■ Exercise aim: Below is a block of records; repeat each one exactly.

[Data excerpts]
===
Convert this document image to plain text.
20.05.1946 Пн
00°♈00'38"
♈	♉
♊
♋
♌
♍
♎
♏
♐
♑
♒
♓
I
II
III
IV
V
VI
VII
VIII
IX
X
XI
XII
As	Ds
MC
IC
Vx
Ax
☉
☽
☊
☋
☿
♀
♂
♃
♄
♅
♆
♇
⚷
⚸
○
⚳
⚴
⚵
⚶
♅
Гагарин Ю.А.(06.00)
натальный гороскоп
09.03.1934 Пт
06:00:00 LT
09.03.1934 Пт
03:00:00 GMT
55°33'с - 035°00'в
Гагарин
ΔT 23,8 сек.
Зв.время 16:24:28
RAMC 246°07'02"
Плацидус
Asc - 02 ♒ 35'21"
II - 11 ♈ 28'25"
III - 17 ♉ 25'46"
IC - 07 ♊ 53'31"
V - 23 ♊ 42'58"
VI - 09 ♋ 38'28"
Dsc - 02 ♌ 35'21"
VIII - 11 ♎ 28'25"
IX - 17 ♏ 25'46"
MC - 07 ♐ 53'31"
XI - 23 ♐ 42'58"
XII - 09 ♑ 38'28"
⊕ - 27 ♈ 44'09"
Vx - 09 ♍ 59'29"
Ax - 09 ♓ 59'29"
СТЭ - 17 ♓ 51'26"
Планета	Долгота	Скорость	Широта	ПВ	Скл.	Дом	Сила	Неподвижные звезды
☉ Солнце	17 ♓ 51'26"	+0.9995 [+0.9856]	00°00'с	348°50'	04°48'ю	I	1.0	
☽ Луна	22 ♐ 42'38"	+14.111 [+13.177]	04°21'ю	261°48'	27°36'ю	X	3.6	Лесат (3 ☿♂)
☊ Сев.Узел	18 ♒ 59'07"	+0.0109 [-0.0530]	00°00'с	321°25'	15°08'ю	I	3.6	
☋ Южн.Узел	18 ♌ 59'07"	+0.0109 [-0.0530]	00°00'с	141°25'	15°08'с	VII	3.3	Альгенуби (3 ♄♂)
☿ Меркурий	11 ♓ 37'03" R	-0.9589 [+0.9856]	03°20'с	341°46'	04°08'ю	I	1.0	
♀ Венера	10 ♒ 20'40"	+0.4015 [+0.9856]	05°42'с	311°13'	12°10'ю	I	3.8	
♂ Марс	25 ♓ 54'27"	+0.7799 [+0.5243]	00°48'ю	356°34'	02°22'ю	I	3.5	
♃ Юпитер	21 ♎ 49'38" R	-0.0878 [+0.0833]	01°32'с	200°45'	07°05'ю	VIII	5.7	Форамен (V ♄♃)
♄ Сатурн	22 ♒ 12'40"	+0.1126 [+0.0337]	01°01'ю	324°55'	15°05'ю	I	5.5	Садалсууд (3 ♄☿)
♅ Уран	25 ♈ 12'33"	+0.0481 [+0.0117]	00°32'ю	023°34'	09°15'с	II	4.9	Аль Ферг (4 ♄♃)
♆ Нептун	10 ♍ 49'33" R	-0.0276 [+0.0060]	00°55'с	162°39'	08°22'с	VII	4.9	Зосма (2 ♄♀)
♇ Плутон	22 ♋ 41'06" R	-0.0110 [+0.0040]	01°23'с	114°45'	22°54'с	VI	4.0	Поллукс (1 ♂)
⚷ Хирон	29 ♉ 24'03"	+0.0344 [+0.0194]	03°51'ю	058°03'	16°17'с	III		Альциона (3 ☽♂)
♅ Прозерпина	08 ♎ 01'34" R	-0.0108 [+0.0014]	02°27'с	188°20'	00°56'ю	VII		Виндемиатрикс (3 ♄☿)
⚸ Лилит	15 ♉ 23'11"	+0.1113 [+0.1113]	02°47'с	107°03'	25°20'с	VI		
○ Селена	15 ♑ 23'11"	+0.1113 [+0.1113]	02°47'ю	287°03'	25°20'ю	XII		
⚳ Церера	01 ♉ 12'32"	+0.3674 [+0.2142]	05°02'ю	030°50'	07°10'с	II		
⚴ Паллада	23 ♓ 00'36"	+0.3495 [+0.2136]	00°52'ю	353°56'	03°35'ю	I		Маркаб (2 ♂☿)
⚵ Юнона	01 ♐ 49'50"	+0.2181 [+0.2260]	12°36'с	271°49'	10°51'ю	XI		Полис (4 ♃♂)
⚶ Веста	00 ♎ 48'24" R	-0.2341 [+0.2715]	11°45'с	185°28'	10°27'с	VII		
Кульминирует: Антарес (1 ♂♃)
===
■ Exercise output:
Convert this document image to plain text.
20.05.1946 Пн
00°♈00'38"
♈	♉
♊
♋
♌
♍
♎
♏
♐
♑
♒
♓
I
II
III
IV
V
VI
VII
VIII
IX
X
XI
XII
As	Ds
MC
IC
Vx
Ax
☉
☽
☊
☋
☿
♀
♂
♃
♄
♅
♆
♇
⚷
⚸
○
⚳
⚴
⚵
⚶
♅
Гагарин Ю.А.(06.00)
натальный гороскоп
09.03.1934 Пт
06:00:00 LT
09.03.1934 Пт
03:00:00 GMT
55°33'с - 035°00'в
Гагарин
ΔT 23,8 сек.
Зв.время 16:24:28
RAMC 246°07'02"
Плацидус
Asc - 02 ♒ 35'21"
II - 11 ♈ 28'25"
III - 17 ♉ 25'46"
IC - 07 ♊ 53'31"
V - 23 ♊ 42'58"
VI - 09 ♋ 38'28"
Dsc - 02 ♌ 35'21"
VIII - 11 ♎ 28'25"
IX - 17 ♏ 25'46"
MC - 07 ♐ 53'31"
XI - 23 ♐ 42'58"
XII - 09 ♑ 38'28"
⊕ - 27 ♈ 44'09"
Vx - 09 ♍ 59'29"
Ax - 09 ♓ 59'29"
СТЭ - 17 ♓ 51'26"
Планета	Долгота	Скорость	Широта	ПВ	Скл.	Дом	Сила	Неподвижные звезды
☉ Солнце	17 ♓ 51'26"	+0.9995 [+0.9856]	00°00'с	348°50'	04°48'ю	I	1.0	
☽ Луна	22 ♐ 42'38"	+14.111 [+13.177]	04°21'ю	261°48'	27°36'ю	X	3.6	Лесат (3 ☿♂)
☊ Сев.Узел	18 ♒ 59'07"	+0.0109 [-0.0530]	00°00'с	321°25'	15°08'ю	I	3.6	
☋ Южн.Узел	18 ♌ 59'07"	+0.0109 [-0.0530]	00°00'с	141°25'	15°08'с	VII	3.3	Альгенуби (3 ♄♂)
☿ Меркурий	11 ♓ 37'03" R	-0.9589 [+0.9856]	03°20'с	341°46'	04°08'ю	I	1.0	
♀ Венера	10 ♒ 20'40"	+0.4015 [+0.9856]	05°42'с	311°13'	12°10'ю	I	3.8	
♂ Марс	25 ♓ 54'27"	+0.7799 [+0.5243]	00°48'ю	356°34'	02°22'ю	I	3.5	
♃ Юпитер	21 ♎ 49'38" R	-0.0878 [+0.0833]	01°32'с	200°45'	07°05'ю	VIII	5.7	Форамен (V ♄♃)
♄ Сатурн	22 ♒ 12'40"	+0.1126 [+0.0337]	01°01'ю	324°55'	15°05'ю	I	5.5	Садалсууд (3 ♄☿)
♅ Уран	25 ♈ 12'33"	+0.0481 [+0.0117]	00°32'ю	023°34'	09°15'с	II	4.9	Аль Ферг (4 ♄♃)
♆ Нептун	10 ♍ 49'33" R	-0.0276 [+0.0060]	00°55'с	162°39'	08°22'с	VII	4.9	Зосма (2 ♄♀)
♇ Плутон	22 ♋ 41'06" R	-0.0110 [+0.0040]	01°23'с	114°45'	22°54'с	VI	4.0	Поллукс (1 ♂)
⚷ Хирон	29 ♉ 24'03"	+0.0344 [+0.0194]	03°51'ю	058°03'	16°17'с	III		Альциона (3 ☽♂)
♅ Прозерпина	08 ♎ 01'34" R	-0.0108 [+0.0014]	02°27'с	188°20'	00°56'ю	VII		Виндемиатрикс (3 ♄☿)
⚸ Лилит	15 ♉ 23'11"	+0.1113 [+0.1113]	02°47'с	107°03'	25°20'с	VI		
○ Селена	15 ♑ 23'11"	+0.1113 [+0.1113]	02°47'ю	287°03'	25°20'ю	XII		
⚳ Церера	01 ♉ 12'32"	+0.3674 [+0.2142]	05°02'ю	030°50'	07°10'с	II		
⚴ Паллада	23 ♓ 00'36"	+0.3495 [+0.2136]	00°52'ю	353°56'	03°35'ю	I		Маркаб (2 ♂☿)
⚵ Юнона	01 ♐ 49'50"	+0.2181 [+0.2260]	12°36'с	271°49'	10°51'ю	XI		Полис (4 ♃♂)
⚶ Веста	00 ♎ 48'24" R	-0.2341 [+0.2715]	11°45'с	185°28'	10°27'с	VII		
Кульминирует: Антарес (1 ♂♃)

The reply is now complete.